··· EXERCISE INPUTS ···

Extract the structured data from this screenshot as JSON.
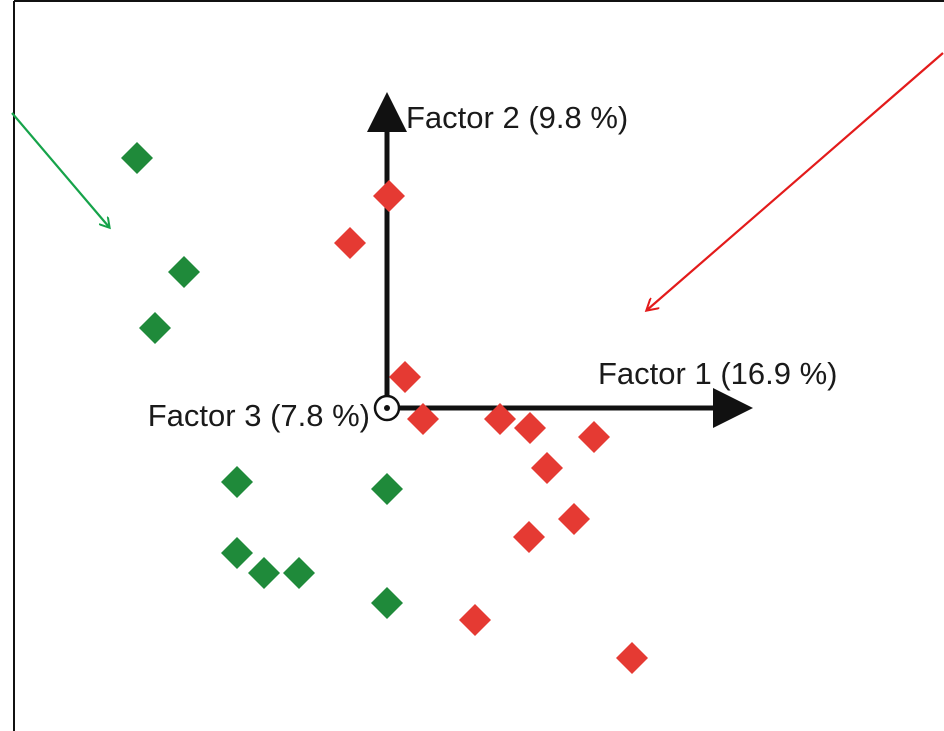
{
  "chart_data": {
    "type": "scatter",
    "title": "",
    "axes": {
      "factor1_label": "Factor 1 (16.9 %)",
      "factor2_label": "Factor 2 (9.8 %)",
      "factor3_label": "Factor 3 (7.8 %)"
    },
    "colors": {
      "green": "#1f8a3a",
      "red": "#e53a33",
      "green_arrow": "#16a34a",
      "red_arrow": "#e31b1b",
      "axis": "#111111"
    },
    "series": [
      {
        "color_key": "green",
        "points": [
          {
            "x": -250,
            "y": 250
          },
          {
            "x": -203,
            "y": 136
          },
          {
            "x": -232,
            "y": 80
          },
          {
            "x": -150,
            "y": -74
          },
          {
            "x": 0,
            "y": -81
          },
          {
            "x": -150,
            "y": -145
          },
          {
            "x": -123,
            "y": -165
          },
          {
            "x": -88,
            "y": -165
          },
          {
            "x": 0,
            "y": -195
          }
        ]
      },
      {
        "color_key": "red",
        "points": [
          {
            "x": 2,
            "y": 212
          },
          {
            "x": -37,
            "y": 165
          },
          {
            "x": 18,
            "y": 31
          },
          {
            "x": 36,
            "y": -11
          },
          {
            "x": 113,
            "y": -11
          },
          {
            "x": 143,
            "y": -20
          },
          {
            "x": 207,
            "y": -29
          },
          {
            "x": 160,
            "y": -60
          },
          {
            "x": 187,
            "y": -111
          },
          {
            "x": 142,
            "y": -129
          },
          {
            "x": 88,
            "y": -212
          },
          {
            "x": 245,
            "y": -250
          }
        ]
      }
    ],
    "pointer_arrows": [
      {
        "color_key": "green_arrow",
        "from": [
          -375,
          295
        ],
        "to": [
          -278,
          181
        ]
      },
      {
        "color_key": "red_arrow",
        "from": [
          556,
          355
        ],
        "to": [
          260,
          98
        ]
      }
    ],
    "axis_extents": {
      "factor1_max": 356,
      "factor2_max": 306
    }
  }
}
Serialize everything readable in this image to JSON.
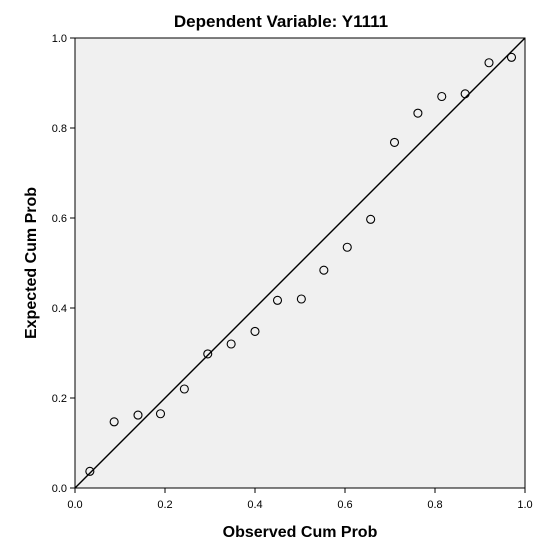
{
  "chart_data": {
    "type": "scatter",
    "title": "Dependent Variable: Y1111",
    "xlabel": "Observed Cum Prob",
    "ylabel": "Expected Cum Prob",
    "xlim": [
      0.0,
      1.0
    ],
    "ylim": [
      0.0,
      1.0
    ],
    "xticks": [
      "0.0",
      "0.2",
      "0.4",
      "0.6",
      "0.8",
      "1.0"
    ],
    "yticks": [
      "0.0",
      "0.2",
      "0.4",
      "0.6",
      "0.8",
      "1.0"
    ],
    "grid": false,
    "reference_line": [
      [
        0,
        0
      ],
      [
        1,
        1
      ]
    ],
    "points": [
      [
        0.033,
        0.037
      ],
      [
        0.087,
        0.147
      ],
      [
        0.14,
        0.162
      ],
      [
        0.19,
        0.165
      ],
      [
        0.243,
        0.22
      ],
      [
        0.295,
        0.298
      ],
      [
        0.347,
        0.32
      ],
      [
        0.4,
        0.348
      ],
      [
        0.45,
        0.417
      ],
      [
        0.503,
        0.42
      ],
      [
        0.553,
        0.484
      ],
      [
        0.605,
        0.535
      ],
      [
        0.657,
        0.597
      ],
      [
        0.71,
        0.768
      ],
      [
        0.762,
        0.833
      ],
      [
        0.815,
        0.87
      ],
      [
        0.867,
        0.876
      ],
      [
        0.92,
        0.945
      ],
      [
        0.97,
        0.957
      ]
    ],
    "colors": {
      "plot_background": "#f0f0f0",
      "marker": "#000000",
      "line": "#000000"
    }
  }
}
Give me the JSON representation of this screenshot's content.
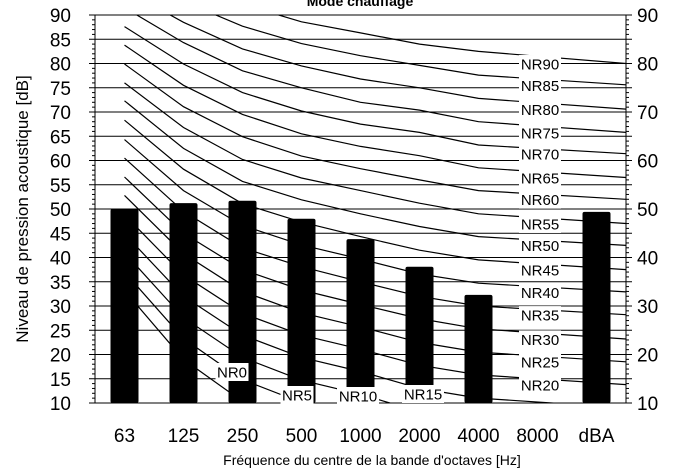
{
  "chart_data": {
    "type": "bar",
    "title": "Mode chauffage",
    "xlabel": "Fréquence du centre de la bande d'octaves [Hz]",
    "ylabel": "Niveau de pression acoustique [dB]",
    "ylim": [
      10,
      90
    ],
    "y_ticks": [
      "10",
      "15",
      "20",
      "25",
      "30",
      "35",
      "40",
      "45",
      "50",
      "55",
      "60",
      "65",
      "70",
      "75",
      "80",
      "85",
      "90"
    ],
    "y2_ticks": [
      "10",
      "20",
      "30",
      "40",
      "50",
      "60",
      "70",
      "80",
      "90"
    ],
    "categories": [
      "63",
      "125",
      "250",
      "500",
      "1000",
      "2000",
      "4000",
      "8000",
      "dBA"
    ],
    "values": [
      50.0,
      51.2,
      51.7,
      48.0,
      43.8,
      38.1,
      32.3,
      null,
      49.4
    ],
    "grid": true,
    "bar_color": "#000000",
    "nr_curves": [
      {
        "label": "NR90",
        "values": [
          103.1,
          96.9,
          92.2,
          88.6,
          86.3,
          84.0,
          82.5,
          80.0
        ]
      },
      {
        "label": "NR85",
        "values": [
          99.1,
          92.8,
          87.7,
          84.1,
          81.6,
          79.6,
          77.6,
          75.6
        ]
      },
      {
        "label": "NR80",
        "values": [
          95.2,
          88.5,
          83.0,
          79.5,
          76.8,
          75.0,
          72.8,
          70.6
        ]
      },
      {
        "label": "NR75",
        "values": [
          91.5,
          84.3,
          78.5,
          75.0,
          72.0,
          70.4,
          68.0,
          65.8
        ]
      },
      {
        "label": "NR70",
        "values": [
          87.6,
          79.9,
          74.0,
          70.2,
          67.5,
          65.8,
          63.2,
          61.4
        ]
      },
      {
        "label": "NR65",
        "values": [
          83.8,
          75.5,
          69.5,
          65.5,
          62.9,
          61.0,
          58.5,
          56.5
        ]
      },
      {
        "label": "NR60",
        "values": [
          79.9,
          71.1,
          64.9,
          60.9,
          58.3,
          56.0,
          53.8,
          52.0
        ]
      },
      {
        "label": "NR55",
        "values": [
          76.0,
          66.8,
          60.2,
          56.4,
          53.8,
          51.2,
          49.0,
          47.0
        ]
      },
      {
        "label": "NR50",
        "values": [
          72.3,
          62.5,
          55.7,
          51.9,
          49.0,
          46.4,
          44.3,
          42.5
        ]
      },
      {
        "label": "NR45",
        "values": [
          68.3,
          58.2,
          51.1,
          47.3,
          44.3,
          41.5,
          39.5,
          37.5
        ]
      },
      {
        "label": "NR40",
        "values": [
          64.3,
          53.8,
          46.6,
          42.6,
          39.7,
          36.6,
          34.7,
          32.9
        ]
      },
      {
        "label": "NR35",
        "values": [
          60.5,
          49.5,
          42.0,
          38.1,
          35.0,
          32.0,
          30.0,
          28.2
        ]
      },
      {
        "label": "NR30",
        "values": [
          56.6,
          45.0,
          37.5,
          33.3,
          30.3,
          27.4,
          25.3,
          23.2
        ]
      },
      {
        "label": "NR25",
        "values": [
          52.8,
          40.8,
          33.0,
          28.6,
          25.7,
          22.5,
          20.5,
          18.5
        ]
      },
      {
        "label": "NR20",
        "values": [
          48.8,
          36.4,
          28.5,
          24.0,
          21.1,
          17.8,
          15.8,
          13.8
        ]
      },
      {
        "label": "NR15",
        "values": [
          44.9,
          32.0,
          24.0,
          19.4,
          16.5,
          13.0,
          11.0,
          9.0
        ]
      },
      {
        "label": "NR10",
        "values": [
          41.0,
          27.6,
          19.4,
          14.7,
          11.8,
          8.2,
          6.2,
          4.2
        ]
      },
      {
        "label": "NR5",
        "values": [
          37.0,
          23.3,
          14.8,
          10.1,
          7.2,
          3.5,
          1.5,
          -0.5
        ]
      },
      {
        "label": "NR0",
        "values": [
          33.2,
          19.0,
          10.3,
          5.5,
          2.5,
          -1.3,
          -3.3,
          -5.3
        ]
      }
    ]
  }
}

···

WHAT TO WORK ON
Replicate the material above verbatim; images stay out of the copy.

ANSWER TO THE PROBLEM
Extract the structured data from this screenshot as JSON.
{
  "chart_data": {
    "type": "scatter",
    "title": "",
    "axes": {
      "factor1_label": "Factor 1 (16.9 %)",
      "factor2_label": "Factor 2 (9.8 %)",
      "factor3_label": "Factor 3 (7.8 %)"
    },
    "colors": {
      "green": "#1f8a3a",
      "red": "#e53a33",
      "green_arrow": "#16a34a",
      "red_arrow": "#e31b1b",
      "axis": "#111111"
    },
    "series": [
      {
        "color_key": "green",
        "points": [
          {
            "x": -250,
            "y": 250
          },
          {
            "x": -203,
            "y": 136
          },
          {
            "x": -232,
            "y": 80
          },
          {
            "x": -150,
            "y": -74
          },
          {
            "x": 0,
            "y": -81
          },
          {
            "x": -150,
            "y": -145
          },
          {
            "x": -123,
            "y": -165
          },
          {
            "x": -88,
            "y": -165
          },
          {
            "x": 0,
            "y": -195
          }
        ]
      },
      {
        "color_key": "red",
        "points": [
          {
            "x": 2,
            "y": 212
          },
          {
            "x": -37,
            "y": 165
          },
          {
            "x": 18,
            "y": 31
          },
          {
            "x": 36,
            "y": -11
          },
          {
            "x": 113,
            "y": -11
          },
          {
            "x": 143,
            "y": -20
          },
          {
            "x": 207,
            "y": -29
          },
          {
            "x": 160,
            "y": -60
          },
          {
            "x": 187,
            "y": -111
          },
          {
            "x": 142,
            "y": -129
          },
          {
            "x": 88,
            "y": -212
          },
          {
            "x": 245,
            "y": -250
          }
        ]
      }
    ],
    "pointer_arrows": [
      {
        "color_key": "green_arrow",
        "from": [
          -375,
          295
        ],
        "to": [
          -278,
          181
        ]
      },
      {
        "color_key": "red_arrow",
        "from": [
          556,
          355
        ],
        "to": [
          260,
          98
        ]
      }
    ],
    "axis_extents": {
      "factor1_max": 356,
      "factor2_max": 306
    }
  }
}
Serialize everything readable in this image to JSON.
{
  "chart_data": {
    "type": "scatter",
    "title": "Dependent Variable: Y1111",
    "xlabel": "Observed Cum Prob",
    "ylabel": "Expected Cum Prob",
    "xlim": [
      0.0,
      1.0
    ],
    "ylim": [
      0.0,
      1.0
    ],
    "xticks": [
      "0.0",
      "0.2",
      "0.4",
      "0.6",
      "0.8",
      "1.0"
    ],
    "yticks": [
      "0.0",
      "0.2",
      "0.4",
      "0.6",
      "0.8",
      "1.0"
    ],
    "grid": false,
    "reference_line": [
      [
        0,
        0
      ],
      [
        1,
        1
      ]
    ],
    "points": [
      [
        0.033,
        0.037
      ],
      [
        0.087,
        0.147
      ],
      [
        0.14,
        0.162
      ],
      [
        0.19,
        0.165
      ],
      [
        0.243,
        0.22
      ],
      [
        0.295,
        0.298
      ],
      [
        0.347,
        0.32
      ],
      [
        0.4,
        0.348
      ],
      [
        0.45,
        0.417
      ],
      [
        0.503,
        0.42
      ],
      [
        0.553,
        0.484
      ],
      [
        0.605,
        0.535
      ],
      [
        0.657,
        0.597
      ],
      [
        0.71,
        0.768
      ],
      [
        0.762,
        0.833
      ],
      [
        0.815,
        0.87
      ],
      [
        0.867,
        0.876
      ],
      [
        0.92,
        0.945
      ],
      [
        0.97,
        0.957
      ]
    ],
    "colors": {
      "plot_background": "#f0f0f0",
      "marker": "#000000",
      "line": "#000000"
    }
  }
}
Give me the JSON representation of this screenshot's content.
{
  "chart_data": {
    "type": "bar",
    "title": "Mode chauffage",
    "xlabel": "Fréquence du centre de la bande d'octaves [Hz]",
    "ylabel": "Niveau de pression acoustique [dB]",
    "ylim": [
      10,
      90
    ],
    "y_ticks": [
      "10",
      "15",
      "20",
      "25",
      "30",
      "35",
      "40",
      "45",
      "50",
      "55",
      "60",
      "65",
      "70",
      "75",
      "80",
      "85",
      "90"
    ],
    "y2_ticks": [
      "10",
      "20",
      "30",
      "40",
      "50",
      "60",
      "70",
      "80",
      "90"
    ],
    "categories": [
      "63",
      "125",
      "250",
      "500",
      "1000",
      "2000",
      "4000",
      "8000",
      "dBA"
    ],
    "values": [
      50.0,
      51.2,
      51.7,
      48.0,
      43.8,
      38.1,
      32.3,
      null,
      49.4
    ],
    "grid": true,
    "bar_color": "#000000",
    "nr_curves": [
      {
        "label": "NR90",
        "values": [
          103.1,
          96.9,
          92.2,
          88.6,
          86.3,
          84.0,
          82.5,
          80.0
        ]
      },
      {
        "label": "NR85",
        "values": [
          99.1,
          92.8,
          87.7,
          84.1,
          81.6,
          79.6,
          77.6,
          75.6
        ]
      },
      {
        "label": "NR80",
        "values": [
          95.2,
          88.5,
          83.0,
          79.5,
          76.8,
          75.0,
          72.8,
          70.6
        ]
      },
      {
        "label": "NR75",
        "values": [
          91.5,
          84.3,
          78.5,
          75.0,
          72.0,
          70.4,
          68.0,
          65.8
        ]
      },
      {
        "label": "NR70",
        "values": [
          87.6,
          79.9,
          74.0,
          70.2,
          67.5,
          65.8,
          63.2,
          61.4
        ]
      },
      {
        "label": "NR65",
        "values": [
          83.8,
          75.5,
          69.5,
          65.5,
          62.9,
          61.0,
          58.5,
          56.5
        ]
      },
      {
        "label": "NR60",
        "values": [
          79.9,
          71.1,
          64.9,
          60.9,
          58.3,
          56.0,
          53.8,
          52.0
        ]
      },
      {
        "label": "NR55",
        "values": [
          76.0,
          66.8,
          60.2,
          56.4,
          53.8,
          51.2,
          49.0,
          47.0
        ]
      },
      {
        "label": "NR50",
        "values": [
          72.3,
          62.5,
          55.7,
          51.9,
          49.0,
          46.4,
          44.3,
          42.5
        ]
      },
      {
        "label": "NR45",
        "values": [
          68.3,
          58.2,
          51.1,
          47.3,
          44.3,
          41.5,
          39.5,
          37.5
        ]
      },
      {
        "label": "NR40",
        "values": [
          64.3,
          53.8,
          46.6,
          42.6,
          39.7,
          36.6,
          34.7,
          32.9
        ]
      },
      {
        "label": "NR35",
        "values": [
          60.5,
          49.5,
          42.0,
          38.1,
          35.0,
          32.0,
          30.0,
          28.2
        ]
      },
      {
        "label": "NR30",
        "values": [
          56.6,
          45.0,
          37.5,
          33.3,
          30.3,
          27.4,
          25.3,
          23.2
        ]
      },
      {
        "label": "NR25",
        "values": [
          52.8,
          40.8,
          33.0,
          28.6,
          25.7,
          22.5,
          20.5,
          18.5
        ]
      },
      {
        "label": "NR20",
        "values": [
          48.8,
          36.4,
          28.5,
          24.0,
          21.1,
          17.8,
          15.8,
          13.8
        ]
      },
      {
        "label": "NR15",
        "values": [
          44.9,
          32.0,
          24.0,
          19.4,
          16.5,
          13.0,
          11.0,
          9.0
        ]
      },
      {
        "label": "NR10",
        "values": [
          41.0,
          27.6,
          19.4,
          14.7,
          11.8,
          8.2,
          6.2,
          4.2
        ]
      },
      {
        "label": "NR5",
        "values": [
          37.0,
          23.3,
          14.8,
          10.1,
          7.2,
          3.5,
          1.5,
          -0.5
        ]
      },
      {
        "label": "NR0",
        "values": [
          33.2,
          19.0,
          10.3,
          5.5,
          2.5,
          -1.3,
          -3.3,
          -5.3
        ]
      }
    ]
  }
}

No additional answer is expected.